Stored data entries

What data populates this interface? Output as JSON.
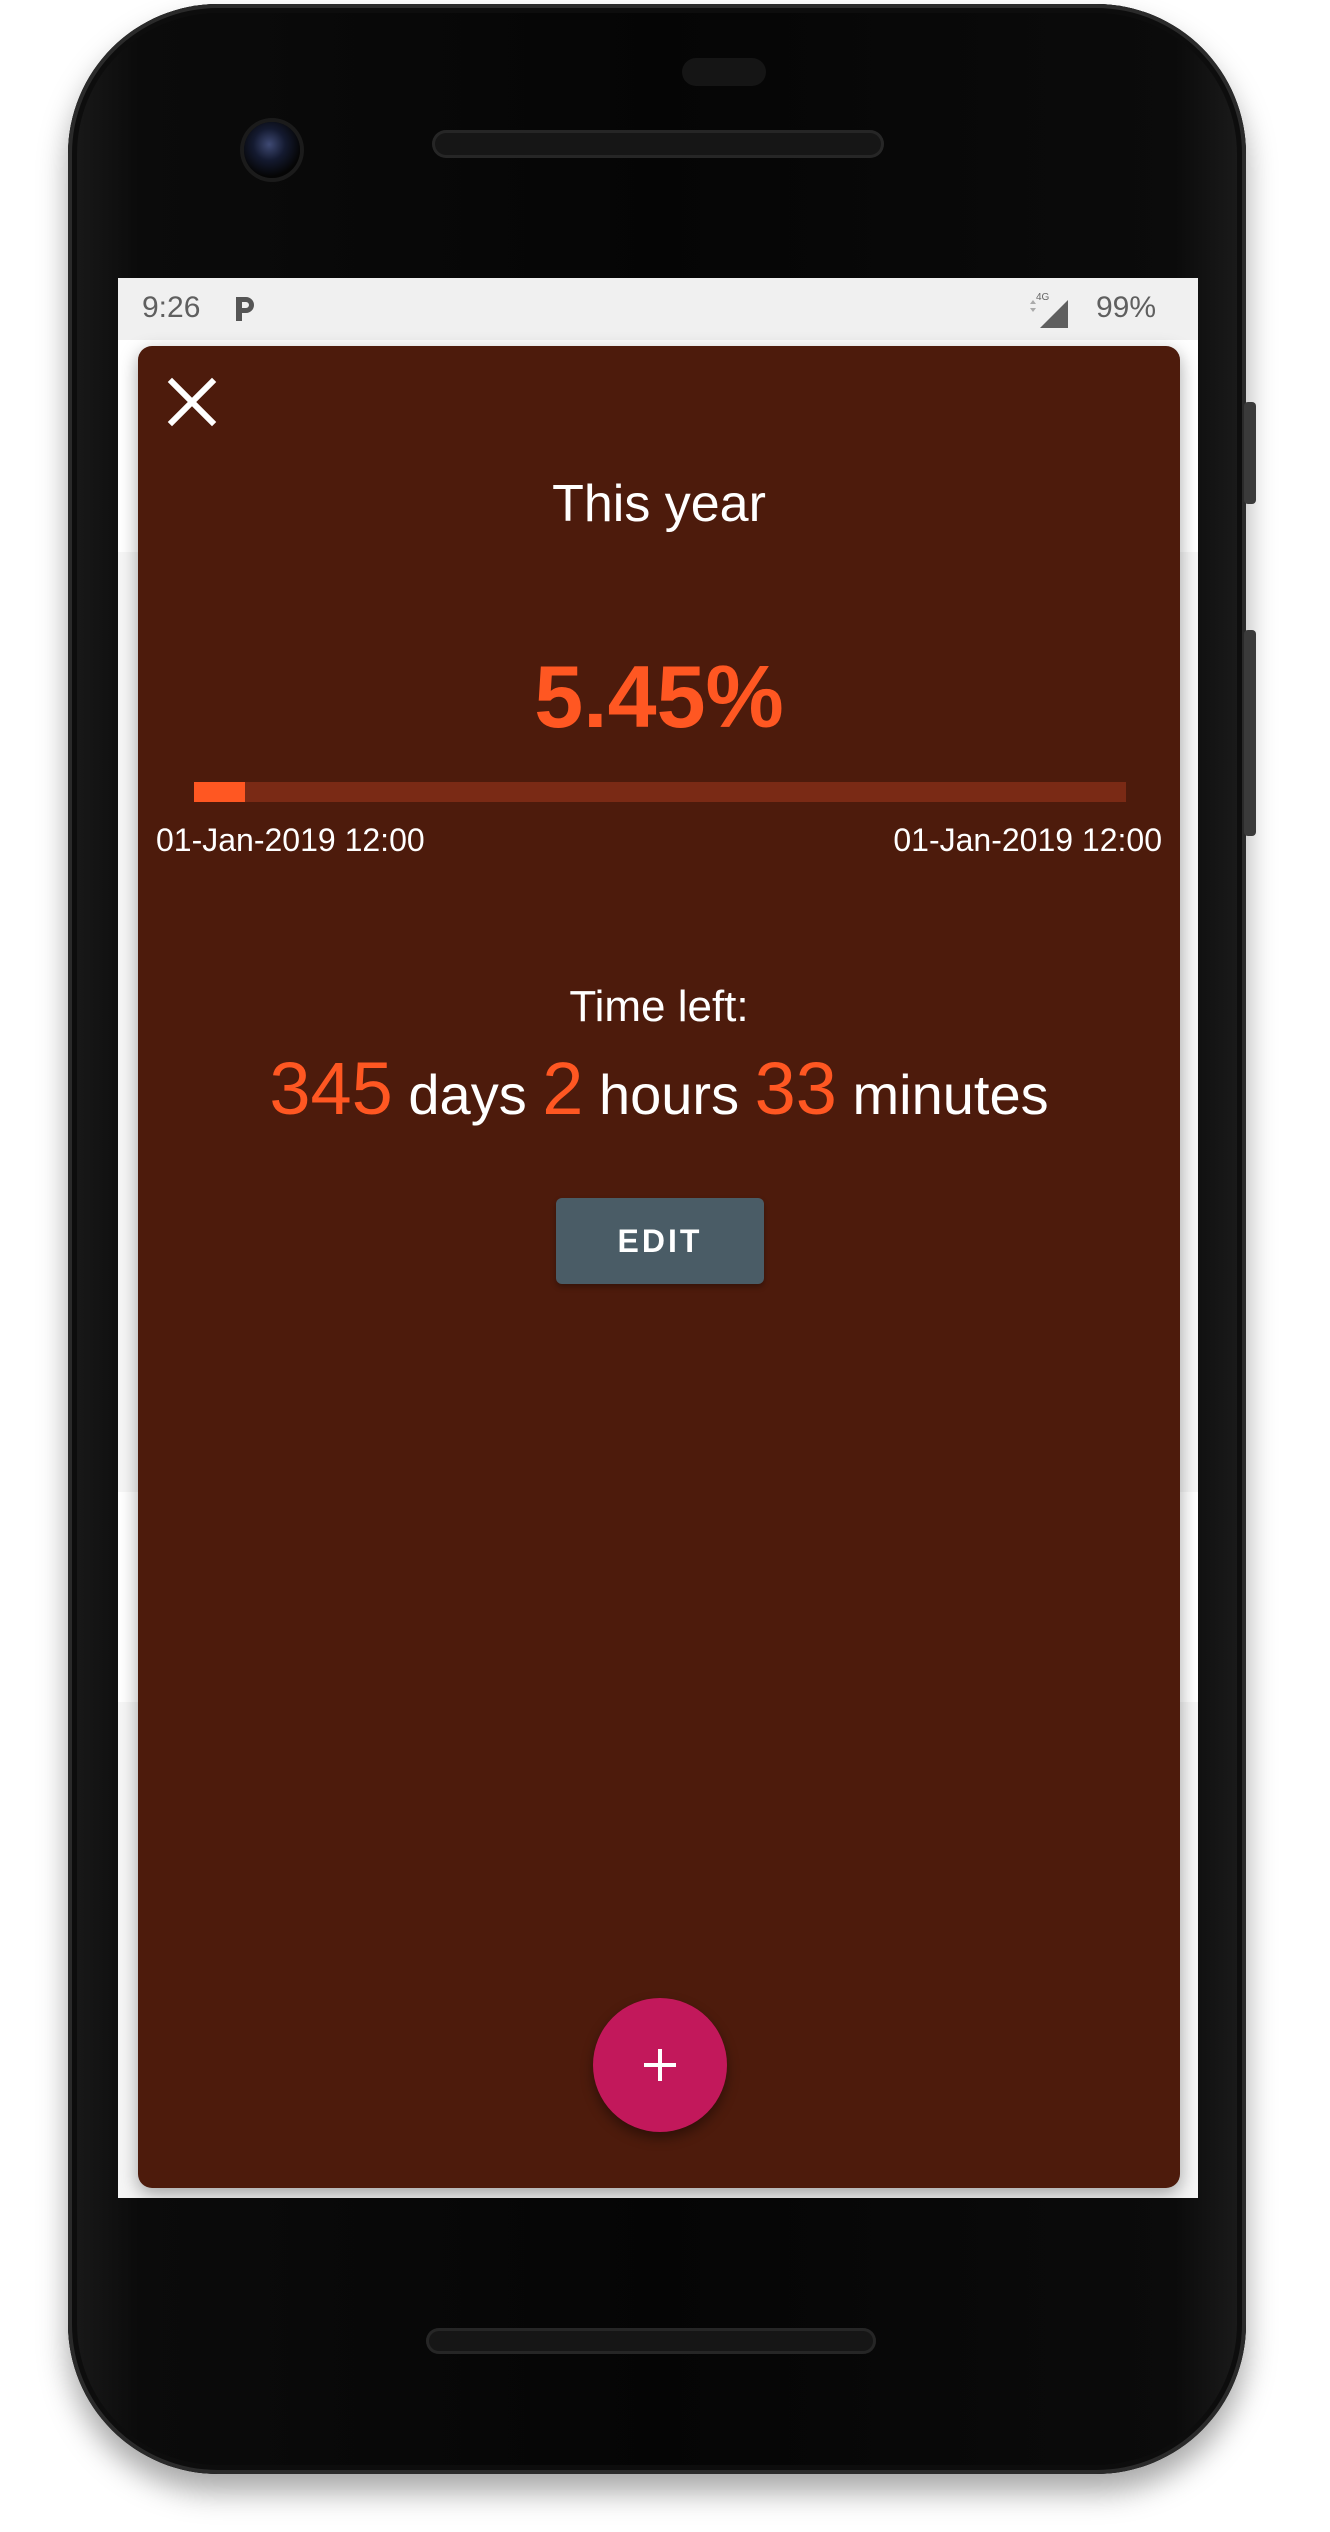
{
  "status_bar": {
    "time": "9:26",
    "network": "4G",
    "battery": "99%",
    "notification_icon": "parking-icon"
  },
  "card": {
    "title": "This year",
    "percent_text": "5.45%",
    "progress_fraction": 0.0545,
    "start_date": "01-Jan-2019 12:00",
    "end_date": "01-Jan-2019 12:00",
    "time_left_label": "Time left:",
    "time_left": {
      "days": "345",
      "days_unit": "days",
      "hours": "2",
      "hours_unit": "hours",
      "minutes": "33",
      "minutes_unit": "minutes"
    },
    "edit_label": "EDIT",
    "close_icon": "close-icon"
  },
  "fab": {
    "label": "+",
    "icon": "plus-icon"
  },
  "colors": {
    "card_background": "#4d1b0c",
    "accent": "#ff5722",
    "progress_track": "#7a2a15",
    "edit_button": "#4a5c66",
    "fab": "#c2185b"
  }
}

◆ **WHAT TO PRODUCE**
Keep the pictures out and write out the records exactly.

◆ **WORKED ANSWER**
What data populates this interface? Output as JSON.
{
  "status_bar": {
    "time": "9:26",
    "network": "4G",
    "battery": "99%",
    "notification_icon": "parking-icon"
  },
  "card": {
    "title": "This year",
    "percent_text": "5.45%",
    "progress_fraction": 0.0545,
    "start_date": "01-Jan-2019 12:00",
    "end_date": "01-Jan-2019 12:00",
    "time_left_label": "Time left:",
    "time_left": {
      "days": "345",
      "days_unit": "days",
      "hours": "2",
      "hours_unit": "hours",
      "minutes": "33",
      "minutes_unit": "minutes"
    },
    "edit_label": "EDIT",
    "close_icon": "close-icon"
  },
  "fab": {
    "label": "+",
    "icon": "plus-icon"
  },
  "colors": {
    "card_background": "#4d1b0c",
    "accent": "#ff5722",
    "progress_track": "#7a2a15",
    "edit_button": "#4a5c66",
    "fab": "#c2185b"
  }
}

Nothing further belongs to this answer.